*Work required*: Copy out each line containing "text" from the entries below.

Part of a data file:

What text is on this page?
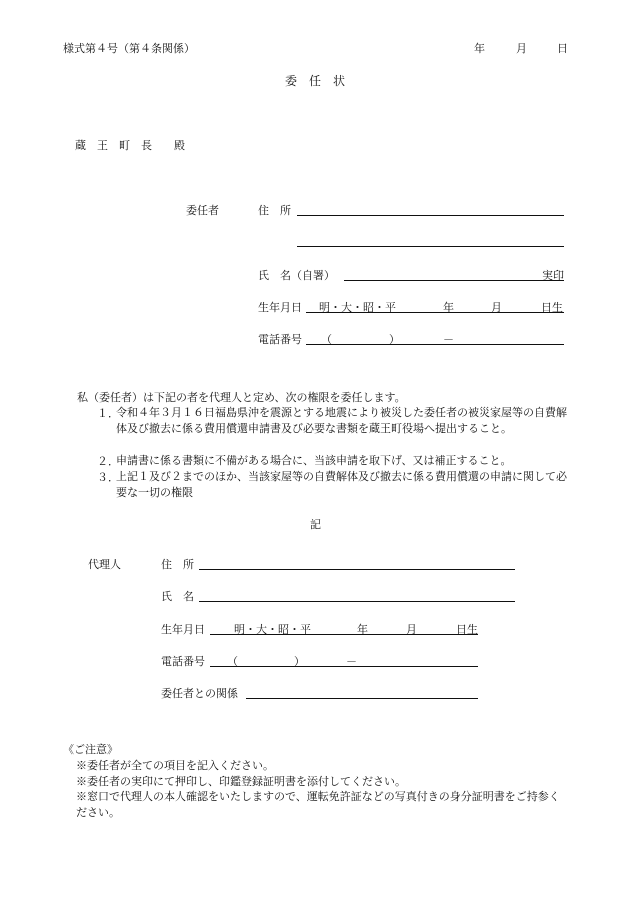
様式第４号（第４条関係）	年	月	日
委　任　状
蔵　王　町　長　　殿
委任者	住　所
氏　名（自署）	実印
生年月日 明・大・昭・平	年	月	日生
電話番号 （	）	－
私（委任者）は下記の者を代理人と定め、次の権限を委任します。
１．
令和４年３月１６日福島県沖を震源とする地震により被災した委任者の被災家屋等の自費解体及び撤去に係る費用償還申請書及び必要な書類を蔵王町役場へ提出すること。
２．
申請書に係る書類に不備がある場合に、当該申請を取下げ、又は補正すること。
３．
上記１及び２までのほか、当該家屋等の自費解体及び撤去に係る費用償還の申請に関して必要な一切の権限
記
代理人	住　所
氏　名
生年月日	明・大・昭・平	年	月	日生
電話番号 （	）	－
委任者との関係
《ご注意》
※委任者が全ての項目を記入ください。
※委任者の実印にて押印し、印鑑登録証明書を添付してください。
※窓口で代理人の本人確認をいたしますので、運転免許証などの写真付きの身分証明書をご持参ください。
...
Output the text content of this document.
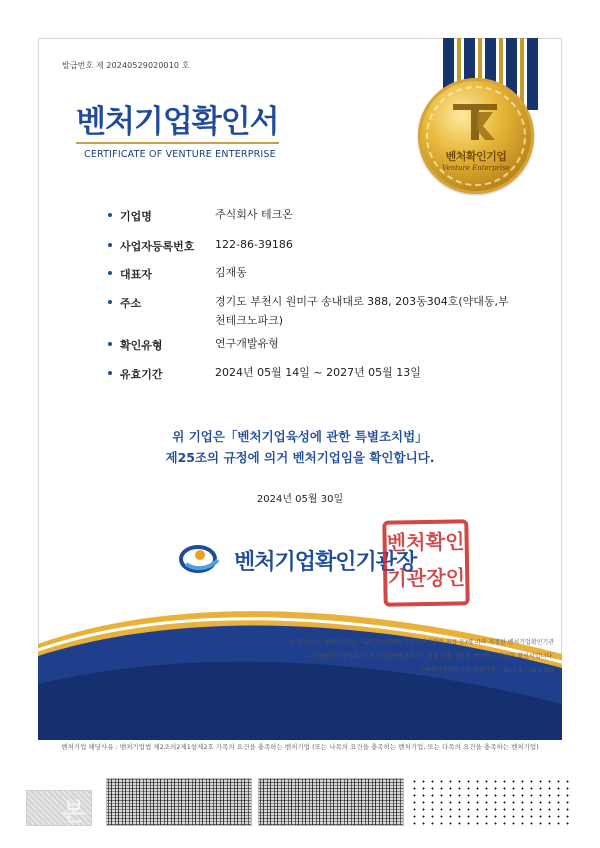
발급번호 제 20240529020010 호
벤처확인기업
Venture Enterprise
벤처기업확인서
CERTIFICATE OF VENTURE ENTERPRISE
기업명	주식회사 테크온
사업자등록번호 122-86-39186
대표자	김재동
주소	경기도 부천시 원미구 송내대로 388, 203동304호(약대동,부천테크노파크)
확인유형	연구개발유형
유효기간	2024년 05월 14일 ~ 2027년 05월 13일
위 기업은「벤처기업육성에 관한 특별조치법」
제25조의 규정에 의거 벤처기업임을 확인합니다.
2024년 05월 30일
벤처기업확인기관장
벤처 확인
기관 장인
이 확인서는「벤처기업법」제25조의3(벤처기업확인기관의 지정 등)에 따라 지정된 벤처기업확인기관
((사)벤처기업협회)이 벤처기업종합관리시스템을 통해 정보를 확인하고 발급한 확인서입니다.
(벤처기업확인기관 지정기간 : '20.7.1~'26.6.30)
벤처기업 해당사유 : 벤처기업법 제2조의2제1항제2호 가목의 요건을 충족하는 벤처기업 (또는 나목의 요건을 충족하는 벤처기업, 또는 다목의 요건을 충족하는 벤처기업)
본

*Correct answer*:
What text is on this page?
Output the text content of this document.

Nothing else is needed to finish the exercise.